[Extracted data entries]
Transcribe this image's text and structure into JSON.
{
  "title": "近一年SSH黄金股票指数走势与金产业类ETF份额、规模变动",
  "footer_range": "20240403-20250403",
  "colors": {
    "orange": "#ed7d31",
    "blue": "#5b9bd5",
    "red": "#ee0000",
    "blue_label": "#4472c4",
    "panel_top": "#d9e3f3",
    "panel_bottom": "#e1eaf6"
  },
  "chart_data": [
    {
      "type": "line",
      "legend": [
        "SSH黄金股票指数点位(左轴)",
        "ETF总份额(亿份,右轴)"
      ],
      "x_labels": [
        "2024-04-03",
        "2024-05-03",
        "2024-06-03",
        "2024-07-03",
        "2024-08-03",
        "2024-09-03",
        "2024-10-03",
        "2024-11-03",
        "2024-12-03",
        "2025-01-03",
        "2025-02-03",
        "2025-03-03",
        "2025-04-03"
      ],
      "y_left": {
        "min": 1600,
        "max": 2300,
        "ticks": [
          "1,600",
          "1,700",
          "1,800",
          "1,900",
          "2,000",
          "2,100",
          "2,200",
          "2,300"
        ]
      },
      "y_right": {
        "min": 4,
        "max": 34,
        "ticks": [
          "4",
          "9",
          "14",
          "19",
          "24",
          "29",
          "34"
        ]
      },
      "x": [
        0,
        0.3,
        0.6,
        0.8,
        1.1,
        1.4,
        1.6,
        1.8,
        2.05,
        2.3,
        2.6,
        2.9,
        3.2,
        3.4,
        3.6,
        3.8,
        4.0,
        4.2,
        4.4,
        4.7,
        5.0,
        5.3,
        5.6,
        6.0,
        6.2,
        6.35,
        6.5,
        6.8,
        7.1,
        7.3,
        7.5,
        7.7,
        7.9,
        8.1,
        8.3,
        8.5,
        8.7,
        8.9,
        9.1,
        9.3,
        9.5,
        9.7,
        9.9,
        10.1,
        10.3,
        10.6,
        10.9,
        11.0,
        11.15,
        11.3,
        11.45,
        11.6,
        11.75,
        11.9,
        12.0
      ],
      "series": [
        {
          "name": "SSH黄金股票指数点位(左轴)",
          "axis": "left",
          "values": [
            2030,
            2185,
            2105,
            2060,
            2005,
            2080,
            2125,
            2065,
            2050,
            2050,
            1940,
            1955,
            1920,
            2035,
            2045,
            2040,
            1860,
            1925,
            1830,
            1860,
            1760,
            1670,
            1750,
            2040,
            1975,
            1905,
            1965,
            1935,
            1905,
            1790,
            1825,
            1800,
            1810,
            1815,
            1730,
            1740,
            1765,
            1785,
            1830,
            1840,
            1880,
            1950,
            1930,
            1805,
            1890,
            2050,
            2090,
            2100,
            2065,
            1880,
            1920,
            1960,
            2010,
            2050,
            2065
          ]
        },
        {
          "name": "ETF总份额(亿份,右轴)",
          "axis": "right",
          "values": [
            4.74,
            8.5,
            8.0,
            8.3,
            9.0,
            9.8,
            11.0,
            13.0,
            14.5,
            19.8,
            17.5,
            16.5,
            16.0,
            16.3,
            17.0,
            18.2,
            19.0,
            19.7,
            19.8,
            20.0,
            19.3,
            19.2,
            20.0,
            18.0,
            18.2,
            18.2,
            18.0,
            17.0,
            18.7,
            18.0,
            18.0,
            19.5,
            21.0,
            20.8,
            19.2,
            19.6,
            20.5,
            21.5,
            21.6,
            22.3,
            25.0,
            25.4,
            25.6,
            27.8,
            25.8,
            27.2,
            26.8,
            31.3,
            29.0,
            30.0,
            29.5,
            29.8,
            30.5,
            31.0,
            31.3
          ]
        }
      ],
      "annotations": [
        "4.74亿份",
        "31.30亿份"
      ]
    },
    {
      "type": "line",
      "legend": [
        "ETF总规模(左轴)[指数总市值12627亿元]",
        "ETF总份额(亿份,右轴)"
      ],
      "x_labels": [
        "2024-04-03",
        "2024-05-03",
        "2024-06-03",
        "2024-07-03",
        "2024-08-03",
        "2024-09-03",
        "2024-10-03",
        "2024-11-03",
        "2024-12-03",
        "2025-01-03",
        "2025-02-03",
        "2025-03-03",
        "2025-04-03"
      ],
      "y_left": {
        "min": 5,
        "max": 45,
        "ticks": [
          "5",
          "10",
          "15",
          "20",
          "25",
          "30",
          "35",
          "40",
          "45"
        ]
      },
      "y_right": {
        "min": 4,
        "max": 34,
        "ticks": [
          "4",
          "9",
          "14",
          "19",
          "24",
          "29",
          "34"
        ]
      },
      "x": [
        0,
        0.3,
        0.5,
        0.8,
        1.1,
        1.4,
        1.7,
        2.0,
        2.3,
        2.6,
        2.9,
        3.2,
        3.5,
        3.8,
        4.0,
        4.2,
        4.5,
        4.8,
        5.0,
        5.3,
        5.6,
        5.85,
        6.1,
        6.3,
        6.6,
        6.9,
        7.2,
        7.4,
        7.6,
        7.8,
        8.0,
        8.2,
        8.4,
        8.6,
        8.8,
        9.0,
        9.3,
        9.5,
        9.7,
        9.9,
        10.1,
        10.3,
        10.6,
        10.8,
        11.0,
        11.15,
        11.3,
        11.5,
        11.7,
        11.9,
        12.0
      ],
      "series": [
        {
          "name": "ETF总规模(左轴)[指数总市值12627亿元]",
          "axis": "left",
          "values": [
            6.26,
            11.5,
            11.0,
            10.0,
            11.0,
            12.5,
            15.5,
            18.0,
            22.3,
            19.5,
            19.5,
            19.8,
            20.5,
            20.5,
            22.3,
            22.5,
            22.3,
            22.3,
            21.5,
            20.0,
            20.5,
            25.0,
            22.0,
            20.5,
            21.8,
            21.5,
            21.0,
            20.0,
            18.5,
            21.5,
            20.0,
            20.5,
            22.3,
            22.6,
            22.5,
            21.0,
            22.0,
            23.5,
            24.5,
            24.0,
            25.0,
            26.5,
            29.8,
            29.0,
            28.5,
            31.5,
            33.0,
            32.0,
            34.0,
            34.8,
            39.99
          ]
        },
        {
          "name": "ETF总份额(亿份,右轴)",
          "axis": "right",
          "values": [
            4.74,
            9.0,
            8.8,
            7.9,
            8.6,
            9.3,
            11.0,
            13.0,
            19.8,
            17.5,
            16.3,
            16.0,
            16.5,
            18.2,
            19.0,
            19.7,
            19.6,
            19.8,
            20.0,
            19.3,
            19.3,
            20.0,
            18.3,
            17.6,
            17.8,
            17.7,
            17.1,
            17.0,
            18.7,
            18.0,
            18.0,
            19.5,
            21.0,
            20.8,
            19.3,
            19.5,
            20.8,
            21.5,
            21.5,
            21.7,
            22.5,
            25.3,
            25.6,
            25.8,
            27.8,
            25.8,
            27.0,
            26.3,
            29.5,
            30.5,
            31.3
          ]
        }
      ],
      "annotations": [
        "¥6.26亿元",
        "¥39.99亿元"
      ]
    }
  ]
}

Exercise: Type out all of the material again, word for word.

Finished answer:
Transcribe this image's text and structure into JSON.
{
  "title": "近一年SSH黄金股票指数走势与金产业类ETF份额、规模变动",
  "footer_range": "20240403-20250403",
  "colors": {
    "orange": "#ed7d31",
    "blue": "#5b9bd5",
    "red": "#ee0000",
    "blue_label": "#4472c4",
    "panel_top": "#d9e3f3",
    "panel_bottom": "#e1eaf6"
  },
  "chart_data": [
    {
      "type": "line",
      "legend": [
        "SSH黄金股票指数点位(左轴)",
        "ETF总份额(亿份,右轴)"
      ],
      "x_labels": [
        "2024-04-03",
        "2024-05-03",
        "2024-06-03",
        "2024-07-03",
        "2024-08-03",
        "2024-09-03",
        "2024-10-03",
        "2024-11-03",
        "2024-12-03",
        "2025-01-03",
        "2025-02-03",
        "2025-03-03",
        "2025-04-03"
      ],
      "y_left": {
        "min": 1600,
        "max": 2300,
        "ticks": [
          "1,600",
          "1,700",
          "1,800",
          "1,900",
          "2,000",
          "2,100",
          "2,200",
          "2,300"
        ]
      },
      "y_right": {
        "min": 4,
        "max": 34,
        "ticks": [
          "4",
          "9",
          "14",
          "19",
          "24",
          "29",
          "34"
        ]
      },
      "x": [
        0,
        0.3,
        0.6,
        0.8,
        1.1,
        1.4,
        1.6,
        1.8,
        2.05,
        2.3,
        2.6,
        2.9,
        3.2,
        3.4,
        3.6,
        3.8,
        4.0,
        4.2,
        4.4,
        4.7,
        5.0,
        5.3,
        5.6,
        6.0,
        6.2,
        6.35,
        6.5,
        6.8,
        7.1,
        7.3,
        7.5,
        7.7,
        7.9,
        8.1,
        8.3,
        8.5,
        8.7,
        8.9,
        9.1,
        9.3,
        9.5,
        9.7,
        9.9,
        10.1,
        10.3,
        10.6,
        10.9,
        11.0,
        11.15,
        11.3,
        11.45,
        11.6,
        11.75,
        11.9,
        12.0
      ],
      "series": [
        {
          "name": "SSH黄金股票指数点位(左轴)",
          "axis": "left",
          "values": [
            2030,
            2185,
            2105,
            2060,
            2005,
            2080,
            2125,
            2065,
            2050,
            2050,
            1940,
            1955,
            1920,
            2035,
            2045,
            2040,
            1860,
            1925,
            1830,
            1860,
            1760,
            1670,
            1750,
            2040,
            1975,
            1905,
            1965,
            1935,
            1905,
            1790,
            1825,
            1800,
            1810,
            1815,
            1730,
            1740,
            1765,
            1785,
            1830,
            1840,
            1880,
            1950,
            1930,
            1805,
            1890,
            2050,
            2090,
            2100,
            2065,
            1880,
            1920,
            1960,
            2010,
            2050,
            2065
          ]
        },
        {
          "name": "ETF总份额(亿份,右轴)",
          "axis": "right",
          "values": [
            4.74,
            8.5,
            8.0,
            8.3,
            9.0,
            9.8,
            11.0,
            13.0,
            14.5,
            19.8,
            17.5,
            16.5,
            16.0,
            16.3,
            17.0,
            18.2,
            19.0,
            19.7,
            19.8,
            20.0,
            19.3,
            19.2,
            20.0,
            18.0,
            18.2,
            18.2,
            18.0,
            17.0,
            18.7,
            18.0,
            18.0,
            19.5,
            21.0,
            20.8,
            19.2,
            19.6,
            20.5,
            21.5,
            21.6,
            22.3,
            25.0,
            25.4,
            25.6,
            27.8,
            25.8,
            27.2,
            26.8,
            31.3,
            29.0,
            30.0,
            29.5,
            29.8,
            30.5,
            31.0,
            31.3
          ]
        }
      ],
      "annotations": [
        "4.74亿份",
        "31.30亿份"
      ]
    },
    {
      "type": "line",
      "legend": [
        "ETF总规模(左轴)[指数总市值12627亿元]",
        "ETF总份额(亿份,右轴)"
      ],
      "x_labels": [
        "2024-04-03",
        "2024-05-03",
        "2024-06-03",
        "2024-07-03",
        "2024-08-03",
        "2024-09-03",
        "2024-10-03",
        "2024-11-03",
        "2024-12-03",
        "2025-01-03",
        "2025-02-03",
        "2025-03-03",
        "2025-04-03"
      ],
      "y_left": {
        "min": 5,
        "max": 45,
        "ticks": [
          "5",
          "10",
          "15",
          "20",
          "25",
          "30",
          "35",
          "40",
          "45"
        ]
      },
      "y_right": {
        "min": 4,
        "max": 34,
        "ticks": [
          "4",
          "9",
          "14",
          "19",
          "24",
          "29",
          "34"
        ]
      },
      "x": [
        0,
        0.3,
        0.5,
        0.8,
        1.1,
        1.4,
        1.7,
        2.0,
        2.3,
        2.6,
        2.9,
        3.2,
        3.5,
        3.8,
        4.0,
        4.2,
        4.5,
        4.8,
        5.0,
        5.3,
        5.6,
        5.85,
        6.1,
        6.3,
        6.6,
        6.9,
        7.2,
        7.4,
        7.6,
        7.8,
        8.0,
        8.2,
        8.4,
        8.6,
        8.8,
        9.0,
        9.3,
        9.5,
        9.7,
        9.9,
        10.1,
        10.3,
        10.6,
        10.8,
        11.0,
        11.15,
        11.3,
        11.5,
        11.7,
        11.9,
        12.0
      ],
      "series": [
        {
          "name": "ETF总规模(左轴)[指数总市值12627亿元]",
          "axis": "left",
          "values": [
            6.26,
            11.5,
            11.0,
            10.0,
            11.0,
            12.5,
            15.5,
            18.0,
            22.3,
            19.5,
            19.5,
            19.8,
            20.5,
            20.5,
            22.3,
            22.5,
            22.3,
            22.3,
            21.5,
            20.0,
            20.5,
            25.0,
            22.0,
            20.5,
            21.8,
            21.5,
            21.0,
            20.0,
            18.5,
            21.5,
            20.0,
            20.5,
            22.3,
            22.6,
            22.5,
            21.0,
            22.0,
            23.5,
            24.5,
            24.0,
            25.0,
            26.5,
            29.8,
            29.0,
            28.5,
            31.5,
            33.0,
            32.0,
            34.0,
            34.8,
            39.99
          ]
        },
        {
          "name": "ETF总份额(亿份,右轴)",
          "axis": "right",
          "values": [
            4.74,
            9.0,
            8.8,
            7.9,
            8.6,
            9.3,
            11.0,
            13.0,
            19.8,
            17.5,
            16.3,
            16.0,
            16.5,
            18.2,
            19.0,
            19.7,
            19.6,
            19.8,
            20.0,
            19.3,
            19.3,
            20.0,
            18.3,
            17.6,
            17.8,
            17.7,
            17.1,
            17.0,
            18.7,
            18.0,
            18.0,
            19.5,
            21.0,
            20.8,
            19.3,
            19.5,
            20.8,
            21.5,
            21.5,
            21.7,
            22.5,
            25.3,
            25.6,
            25.8,
            27.8,
            25.8,
            27.0,
            26.3,
            29.5,
            30.5,
            31.3
          ]
        }
      ],
      "annotations": [
        "¥6.26亿元",
        "¥39.99亿元"
      ]
    }
  ]
}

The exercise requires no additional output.